* BEGIN *
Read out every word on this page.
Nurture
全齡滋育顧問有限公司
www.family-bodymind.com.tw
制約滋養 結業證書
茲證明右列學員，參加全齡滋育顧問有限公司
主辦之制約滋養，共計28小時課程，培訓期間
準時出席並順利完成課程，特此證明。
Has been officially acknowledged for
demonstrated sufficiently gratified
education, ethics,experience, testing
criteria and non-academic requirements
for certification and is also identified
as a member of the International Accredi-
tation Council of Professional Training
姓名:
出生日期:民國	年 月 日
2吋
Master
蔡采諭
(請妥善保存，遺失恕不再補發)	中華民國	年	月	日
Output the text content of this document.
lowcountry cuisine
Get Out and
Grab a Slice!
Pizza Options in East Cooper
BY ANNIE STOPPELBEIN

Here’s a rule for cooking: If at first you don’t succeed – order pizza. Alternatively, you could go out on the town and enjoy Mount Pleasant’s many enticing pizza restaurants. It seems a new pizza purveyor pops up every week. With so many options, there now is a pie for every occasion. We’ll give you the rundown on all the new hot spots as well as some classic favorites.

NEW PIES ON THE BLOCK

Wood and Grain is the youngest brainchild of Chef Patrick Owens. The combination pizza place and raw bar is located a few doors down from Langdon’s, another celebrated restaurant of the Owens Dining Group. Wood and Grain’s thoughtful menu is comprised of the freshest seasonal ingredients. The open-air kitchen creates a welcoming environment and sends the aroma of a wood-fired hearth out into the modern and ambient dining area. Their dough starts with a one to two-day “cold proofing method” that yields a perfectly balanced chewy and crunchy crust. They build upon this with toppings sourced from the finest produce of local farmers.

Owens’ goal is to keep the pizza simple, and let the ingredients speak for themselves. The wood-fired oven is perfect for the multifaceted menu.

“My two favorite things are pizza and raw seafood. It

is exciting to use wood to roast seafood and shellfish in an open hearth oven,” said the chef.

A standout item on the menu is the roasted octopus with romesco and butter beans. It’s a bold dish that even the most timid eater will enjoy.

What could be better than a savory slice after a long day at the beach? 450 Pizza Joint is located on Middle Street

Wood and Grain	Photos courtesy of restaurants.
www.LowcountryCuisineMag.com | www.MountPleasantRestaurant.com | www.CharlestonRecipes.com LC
* END *
What you will do: From the listing above, collect each line in which the string "enjoy" appears.

Solution to the problem:
Here’s a rule for cooking: If at first you don’t succeed – order pizza. Alternatively, you could go out on the town and enjoy Mount Pleasant’s many enticing pizza restaurants. It seems a new pizza purveyor pops up every week. With so many options, there now is a pie for every occasion. We’ll give you the rundown on all the new hot spots as well as some classic favorites.
A standout item on the menu is the roasted octopus with romesco and butter beans. It’s a bold dish that even the most timid eater will enjoy.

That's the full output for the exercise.